Fonte: FALCÃO, Emílio. “Álbum do Rio Acre”, pg. 153

No dia 23 de março de 1912 uma canoa tripulada por cinco remadores aportou na cidade de Rio Branco, capital do Departamento do Alto Acre. Logo que desembarcaram, seus tripulantes deram início a um impressionante e detalhado relato sobre um intenso tiroteio ocorrido no dia 20 de março, na cidade de Xapuri, que havia vitimado, dentre outros, o comerciante e seringalista Vitorino Ferreira Maia.

O preâmbulo dos fatos deu-se a partir do momento em que um grupo formado pelo Tenente-Coronel Justo Gonçalves da Justa, tabelião interino da cidade; Joaquim Guimarães, guarda-livros; e Gastão Mavigner, empregado do seringal Santa Fé reuniram-se, ainda pela parte da manhã, no botequim de um italiano conhecido em Xapuri pelo nome de “Venturelli” e resolveram tornarem-se os mais fervorosos “adoradores de Baco”. O jornal Folha do Acre do dia 24 de março de 1912, que publicou matéria sobre o tiroteio com o título “Consternadora Desgraça no Xapury (sic)”, descreveu em um dos parágrafos que compunha o texto que os ébrios “entregavam-se ali a repetidas e absolutas libações, praticando distúrbios”.

## O problema
Reescreva o trecho do texto sobre o tiroteio em Xapuri entre "Fonte: FALCÃO, Emílio." e "Vitorino Ferreira Maia.", inclusive, pondo "embarcação" no lugar de "canoa". As linhas não têm nada a ver com isto.

## Conjunto de linhas
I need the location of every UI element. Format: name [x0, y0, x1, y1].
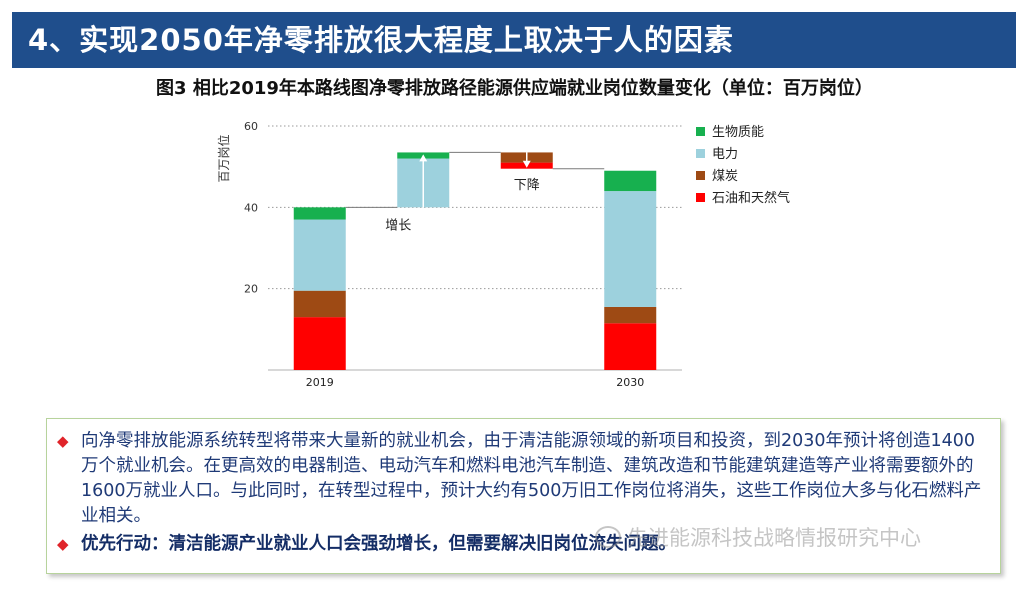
legend-swatch: [696, 127, 705, 136]
bullet-text: 向净零排放能源系统转型将带来大量新的就业机会，由于清洁能源领域的新项目和投资，到…: [81, 431, 982, 526]
increase-arrow-head: [419, 154, 428, 162]
x-tick-labels: 2019 2030: [306, 376, 645, 389]
bar-segment: [604, 170, 657, 192]
step-connectors: [345, 151, 605, 208]
bullet-text: 优先行动：清洁能源产业就业人口会强劲增长，但需要解决旧岗位流失问题。: [81, 534, 676, 554]
bullet-item-priority: ◆ 优先行动：清洁能源产业就业人口会强劲增长，但需要解决旧岗位流失问题。: [57, 532, 986, 557]
legend-label: 石油和天然气: [712, 190, 790, 206]
step-label-increase: 增长: [385, 219, 411, 234]
summary-textbox: ◆ 向净零排放能源系统转型将带来大量新的就业机会，由于清洁能源领域的新项目和投资…: [46, 418, 1001, 574]
legend-swatch: [696, 149, 705, 158]
decrease-arrow-head: [522, 160, 531, 168]
diamond-bullet-icon: ◆: [57, 535, 69, 553]
bar-segment: [604, 191, 657, 307]
bar-segment: [293, 317, 346, 370]
bar-segment: [604, 306, 657, 324]
legend-swatch: [696, 193, 705, 202]
bar-segment: [293, 219, 346, 291]
y-axis-label: 百万岗位: [216, 135, 231, 183]
y-tick-label: 60: [244, 120, 258, 133]
bar-segment: [293, 290, 346, 318]
step-labels: 增长 下降: [385, 178, 540, 234]
bullet-item: ◆ 向净零排放能源系统转型将带来大量新的就业机会，由于清洁能源领域的新项目和投资…: [57, 429, 986, 529]
chart-caption: 图3 相比2019年本路线图净零排放路径能源供应端就业岗位数量变化（单位：百万岗…: [156, 78, 873, 99]
y-tick-label: 40: [244, 201, 258, 214]
x-tick-label: 2030: [616, 376, 644, 389]
slide-title: 4、实现2050年净零排放很大程度上取决于人的因素: [12, 12, 1016, 68]
bar-segment: [293, 207, 346, 220]
step-arrows: [419, 152, 531, 208]
bars: [293, 152, 657, 370]
legend-swatch: [696, 171, 705, 180]
step-label-decrease: 下降: [514, 178, 540, 193]
y-tick-label: 20: [244, 283, 258, 296]
legend-label: 生物质能: [712, 125, 764, 140]
x-tick-label: 2019: [306, 376, 334, 389]
legend-label: 电力: [712, 147, 738, 162]
y-tick-labels: 20 40 60: [244, 120, 258, 296]
legend-label: 煤炭: [712, 169, 738, 184]
diamond-bullet-icon: ◆: [57, 432, 69, 450]
bar-segment: [604, 323, 657, 370]
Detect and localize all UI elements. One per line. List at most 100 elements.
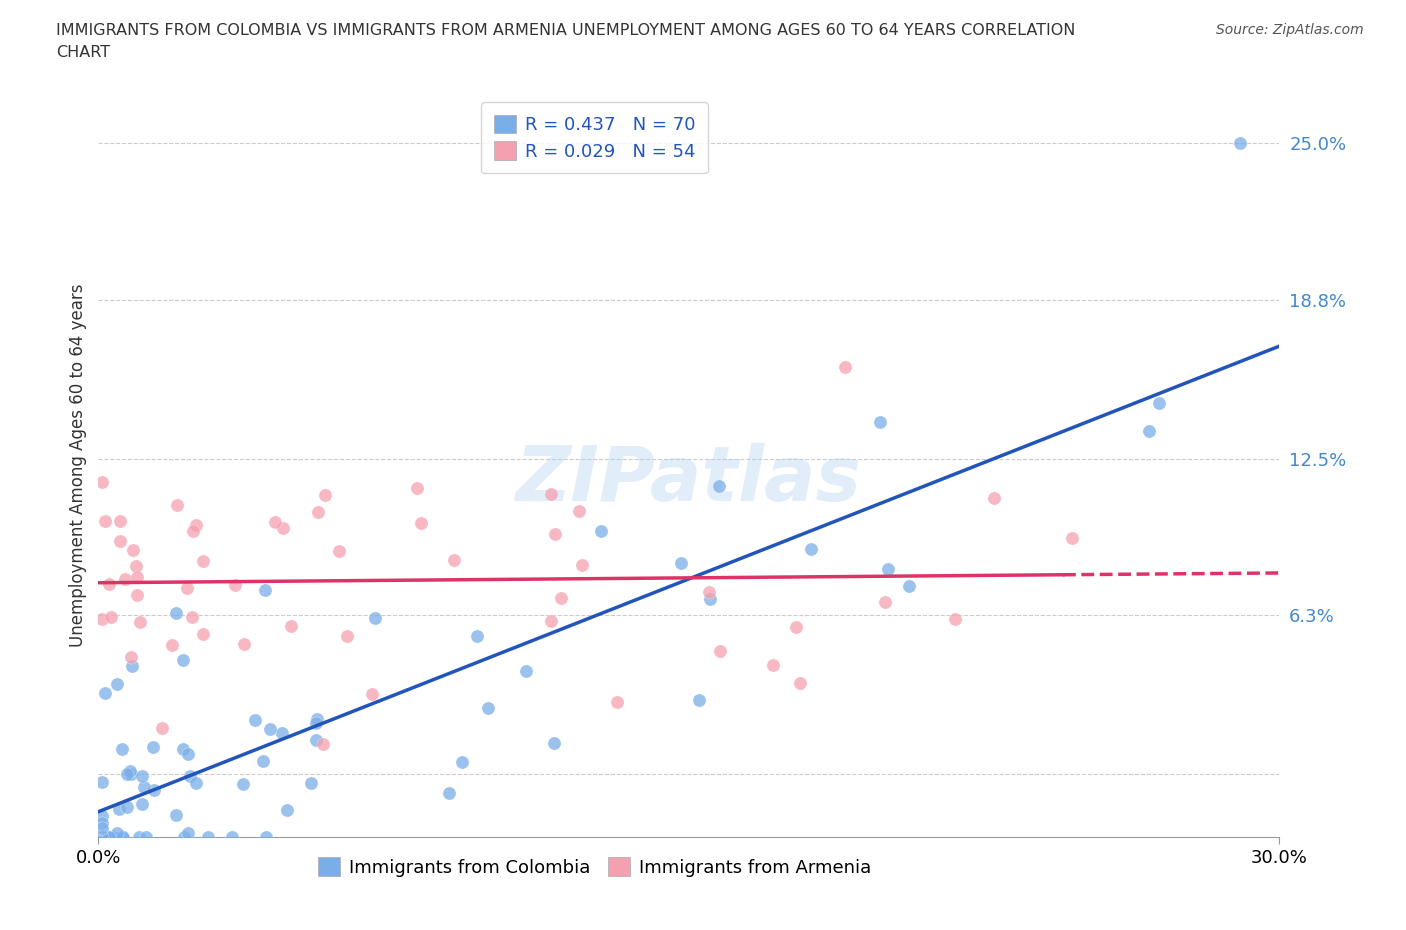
Legend: Immigrants from Colombia, Immigrants from Armenia: Immigrants from Colombia, Immigrants fro… [311,850,879,883]
Point [111,742,134,757]
Text: ZIPatlas: ZIPatlas [516,443,862,517]
Point [186,776,208,790]
Point [165,807,187,822]
Point [1147,396,1170,411]
Point [91,775,114,790]
Point [280,618,302,633]
Point [299,776,322,790]
Point [173,830,195,844]
Point [800,541,823,556]
Point [91,816,114,830]
Point [671,555,693,570]
Point [191,627,214,642]
Y-axis label: Unemployment Among Ages 60 to 64 years: Unemployment Among Ages 60 to 64 years [69,284,87,646]
Point [707,478,730,493]
Point [709,644,731,658]
Point [93,685,115,700]
Point [165,605,187,620]
Text: Source: ZipAtlas.com: Source: ZipAtlas.com [1216,23,1364,37]
Point [254,582,277,597]
Point [120,767,142,782]
Point [876,562,898,577]
Point [131,768,153,783]
Point [540,486,562,501]
Point [110,830,132,844]
Point [254,830,277,844]
Point [100,830,122,844]
Point [176,581,198,596]
Point [115,766,138,781]
Point [232,777,254,791]
Point [550,591,572,605]
Point [108,534,131,549]
Point [437,785,460,800]
Point [568,503,591,518]
Point [834,360,856,375]
Point [264,515,287,530]
Point [312,737,335,751]
Point [943,612,966,627]
Point [305,715,328,730]
Point [128,830,150,844]
Point [98,830,121,844]
Point [134,779,156,794]
Point [232,636,254,651]
Point [135,830,157,844]
Point [143,782,166,797]
Point [328,543,350,558]
Point [543,736,565,751]
Point [94,513,117,528]
Point [688,693,710,708]
Point [271,521,294,536]
Point [785,620,807,635]
Point [120,650,142,665]
Point [91,809,114,824]
Point [443,552,465,567]
Point [125,559,148,574]
Point [540,614,562,629]
Point [177,826,200,841]
Point [221,830,243,844]
Point [121,542,143,557]
Point [465,629,488,644]
Point [224,578,246,592]
Point [789,675,811,690]
Point [91,830,114,844]
Point [873,594,896,609]
Point [314,487,336,502]
Point [360,686,382,701]
Point [115,800,138,815]
Point [125,588,148,603]
Point [450,754,472,769]
Point [107,825,129,840]
Point [91,474,114,489]
Point [270,725,292,740]
Point [107,802,129,817]
Point [111,830,134,844]
Point [305,733,328,748]
Point [197,830,219,844]
Point [589,524,612,538]
Point [179,768,201,783]
Point [544,527,567,542]
Point [101,830,124,844]
Point [259,722,281,737]
Point [305,711,328,726]
Point [193,553,215,568]
Point [108,514,131,529]
Point [276,803,298,817]
Point [91,612,114,627]
Point [364,610,387,625]
Point [98,577,121,591]
Point [98,830,121,844]
Point [91,820,114,835]
Point [1137,424,1160,439]
Point [172,653,194,668]
Point [1062,531,1084,546]
Point [131,797,153,812]
Point [243,713,266,728]
Point [160,638,183,653]
Point [184,518,207,533]
Point [1229,136,1251,151]
Point [336,629,359,644]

## Resposta do exercício
Fonte: FALCÃO, Emílio. “Álbum do Rio Acre”, pg. 153

No dia 23 de março de 1912 uma embarcação tripulada por cinco remadores aportou na cidade de Rio Branco, capital do Departamento do Alto Acre. Logo que desembarcaram, seus tripulantes deram início a um impressionante e detalhado relato sobre um intenso tiroteio ocorrido no dia 20 de março, na cidade de Xapuri, que havia vitimado, dentre outros, o comerciante e seringalista Vitorino Ferreira Maia.